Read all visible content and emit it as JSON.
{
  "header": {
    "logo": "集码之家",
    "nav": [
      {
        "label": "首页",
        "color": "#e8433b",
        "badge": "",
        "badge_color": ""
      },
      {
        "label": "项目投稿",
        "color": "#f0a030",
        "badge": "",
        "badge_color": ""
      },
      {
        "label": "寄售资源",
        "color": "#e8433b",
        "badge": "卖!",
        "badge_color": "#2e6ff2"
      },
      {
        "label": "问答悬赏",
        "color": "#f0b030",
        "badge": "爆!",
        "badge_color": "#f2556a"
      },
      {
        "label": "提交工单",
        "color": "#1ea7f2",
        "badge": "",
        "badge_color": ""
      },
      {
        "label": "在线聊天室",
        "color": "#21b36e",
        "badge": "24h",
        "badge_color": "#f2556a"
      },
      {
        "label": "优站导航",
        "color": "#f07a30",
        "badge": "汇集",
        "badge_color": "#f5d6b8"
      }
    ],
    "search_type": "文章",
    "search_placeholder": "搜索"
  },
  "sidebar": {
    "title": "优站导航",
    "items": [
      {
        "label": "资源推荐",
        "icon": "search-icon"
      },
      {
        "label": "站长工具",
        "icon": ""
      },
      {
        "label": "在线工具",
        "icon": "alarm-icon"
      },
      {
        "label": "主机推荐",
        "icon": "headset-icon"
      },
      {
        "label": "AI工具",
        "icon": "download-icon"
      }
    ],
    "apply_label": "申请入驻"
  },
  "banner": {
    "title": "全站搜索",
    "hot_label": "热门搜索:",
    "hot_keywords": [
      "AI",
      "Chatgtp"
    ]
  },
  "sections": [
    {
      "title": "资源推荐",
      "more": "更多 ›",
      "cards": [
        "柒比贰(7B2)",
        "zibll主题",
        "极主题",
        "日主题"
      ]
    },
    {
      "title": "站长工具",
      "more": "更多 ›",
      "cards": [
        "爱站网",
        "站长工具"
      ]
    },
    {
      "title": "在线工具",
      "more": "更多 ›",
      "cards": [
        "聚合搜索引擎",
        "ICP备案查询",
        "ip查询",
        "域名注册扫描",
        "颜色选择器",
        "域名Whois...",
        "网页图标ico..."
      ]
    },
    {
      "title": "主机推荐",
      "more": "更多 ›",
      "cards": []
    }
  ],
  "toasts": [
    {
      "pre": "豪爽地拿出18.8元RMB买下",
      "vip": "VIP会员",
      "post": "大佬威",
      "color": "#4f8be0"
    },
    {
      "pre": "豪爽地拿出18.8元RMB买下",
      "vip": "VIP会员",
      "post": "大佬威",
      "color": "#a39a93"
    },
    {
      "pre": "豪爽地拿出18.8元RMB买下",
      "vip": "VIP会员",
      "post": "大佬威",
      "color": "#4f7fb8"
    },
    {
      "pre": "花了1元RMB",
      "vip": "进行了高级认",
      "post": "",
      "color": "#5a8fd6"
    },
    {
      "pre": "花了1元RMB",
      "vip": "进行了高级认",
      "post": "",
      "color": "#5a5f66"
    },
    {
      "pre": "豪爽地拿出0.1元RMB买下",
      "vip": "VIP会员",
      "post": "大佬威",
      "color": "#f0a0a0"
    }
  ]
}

------------------------------------

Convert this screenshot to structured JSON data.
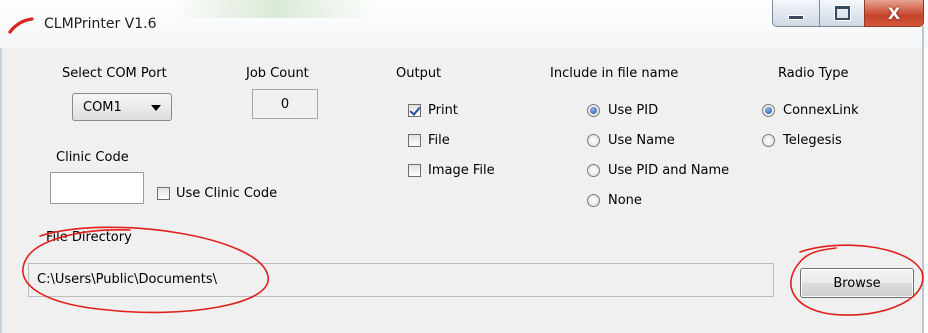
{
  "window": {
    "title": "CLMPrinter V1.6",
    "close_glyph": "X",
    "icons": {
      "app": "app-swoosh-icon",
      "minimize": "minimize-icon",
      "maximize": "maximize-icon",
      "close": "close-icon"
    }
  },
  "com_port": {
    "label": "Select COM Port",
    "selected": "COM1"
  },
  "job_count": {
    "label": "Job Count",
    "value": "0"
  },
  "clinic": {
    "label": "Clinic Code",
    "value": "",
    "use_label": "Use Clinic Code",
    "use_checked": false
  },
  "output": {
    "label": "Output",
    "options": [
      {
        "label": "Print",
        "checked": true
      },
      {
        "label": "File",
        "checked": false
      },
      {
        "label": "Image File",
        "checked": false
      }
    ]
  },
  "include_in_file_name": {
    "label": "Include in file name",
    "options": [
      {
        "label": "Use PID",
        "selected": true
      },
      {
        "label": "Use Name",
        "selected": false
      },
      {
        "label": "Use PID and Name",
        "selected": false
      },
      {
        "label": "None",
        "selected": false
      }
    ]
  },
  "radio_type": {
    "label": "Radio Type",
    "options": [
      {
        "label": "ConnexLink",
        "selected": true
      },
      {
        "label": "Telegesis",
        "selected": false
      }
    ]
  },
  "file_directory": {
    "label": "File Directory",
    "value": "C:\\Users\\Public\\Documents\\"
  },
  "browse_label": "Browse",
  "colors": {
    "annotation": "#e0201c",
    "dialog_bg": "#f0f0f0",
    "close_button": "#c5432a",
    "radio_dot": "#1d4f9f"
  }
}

------------------------------------

What you should do:
Pull out all lines in the data above that include "JSON".

Solved problem:
Read all visible content and emit it as JSON.
Convert this screenshot to structured JSON data.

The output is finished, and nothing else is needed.